EXTRACTED MATERIAL:
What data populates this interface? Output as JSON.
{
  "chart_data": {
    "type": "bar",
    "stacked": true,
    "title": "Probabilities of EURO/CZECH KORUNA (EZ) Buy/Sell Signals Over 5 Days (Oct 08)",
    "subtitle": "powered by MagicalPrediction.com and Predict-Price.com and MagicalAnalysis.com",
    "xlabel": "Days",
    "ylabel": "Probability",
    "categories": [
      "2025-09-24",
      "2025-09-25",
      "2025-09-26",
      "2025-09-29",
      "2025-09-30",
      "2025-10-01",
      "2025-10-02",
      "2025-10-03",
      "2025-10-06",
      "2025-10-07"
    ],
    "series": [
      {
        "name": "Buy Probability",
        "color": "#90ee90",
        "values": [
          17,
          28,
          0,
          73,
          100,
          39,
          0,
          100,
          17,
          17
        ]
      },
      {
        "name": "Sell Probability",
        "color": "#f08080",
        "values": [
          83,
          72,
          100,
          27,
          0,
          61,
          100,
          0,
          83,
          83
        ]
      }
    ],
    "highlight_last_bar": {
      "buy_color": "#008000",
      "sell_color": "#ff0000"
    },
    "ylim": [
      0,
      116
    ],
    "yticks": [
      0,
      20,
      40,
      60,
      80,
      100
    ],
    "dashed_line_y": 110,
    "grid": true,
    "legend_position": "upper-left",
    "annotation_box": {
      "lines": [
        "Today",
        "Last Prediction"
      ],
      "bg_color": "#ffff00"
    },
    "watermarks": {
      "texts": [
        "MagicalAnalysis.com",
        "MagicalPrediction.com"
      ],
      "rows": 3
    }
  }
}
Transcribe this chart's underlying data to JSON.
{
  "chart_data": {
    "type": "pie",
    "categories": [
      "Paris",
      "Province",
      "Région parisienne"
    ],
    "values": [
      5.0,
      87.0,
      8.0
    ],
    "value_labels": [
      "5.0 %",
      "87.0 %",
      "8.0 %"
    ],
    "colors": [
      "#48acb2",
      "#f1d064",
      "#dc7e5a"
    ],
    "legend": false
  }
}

WRITTEN REQUEST:
The records above are to be repeated exactly, in their entirety.

REPLY:
What data populates this interface? Output as JSON.
{
  "chart_data": {
    "type": "bar",
    "stacked": true,
    "title": "Probabilities of EURO/CZECH KORUNA (EZ) Buy/Sell Signals Over 5 Days (Oct 08)",
    "subtitle": "powered by MagicalPrediction.com and Predict-Price.com and MagicalAnalysis.com",
    "xlabel": "Days",
    "ylabel": "Probability",
    "categories": [
      "2025-09-24",
      "2025-09-25",
      "2025-09-26",
      "2025-09-29",
      "2025-09-30",
      "2025-10-01",
      "2025-10-02",
      "2025-10-03",
      "2025-10-06",
      "2025-10-07"
    ],
    "series": [
      {
        "name": "Buy Probability",
        "color": "#90ee90",
        "values": [
          17,
          28,
          0,
          73,
          100,
          39,
          0,
          100,
          17,
          17
        ]
      },
      {
        "name": "Sell Probability",
        "color": "#f08080",
        "values": [
          83,
          72,
          100,
          27,
          0,
          61,
          100,
          0,
          83,
          83
        ]
      }
    ],
    "highlight_last_bar": {
      "buy_color": "#008000",
      "sell_color": "#ff0000"
    },
    "ylim": [
      0,
      116
    ],
    "yticks": [
      0,
      20,
      40,
      60,
      80,
      100
    ],
    "dashed_line_y": 110,
    "grid": true,
    "legend_position": "upper-left",
    "annotation_box": {
      "lines": [
        "Today",
        "Last Prediction"
      ],
      "bg_color": "#ffff00"
    },
    "watermarks": {
      "texts": [
        "MagicalAnalysis.com",
        "MagicalPrediction.com"
      ],
      "rows": 3
    }
  }
}
Transcribe this chart's underlying data to JSON.
{
  "chart_data": {
    "type": "pie",
    "categories": [
      "Paris",
      "Province",
      "Région parisienne"
    ],
    "values": [
      5.0,
      87.0,
      8.0
    ],
    "value_labels": [
      "5.0 %",
      "87.0 %",
      "8.0 %"
    ],
    "colors": [
      "#48acb2",
      "#f1d064",
      "#dc7e5a"
    ],
    "legend": false
  }
}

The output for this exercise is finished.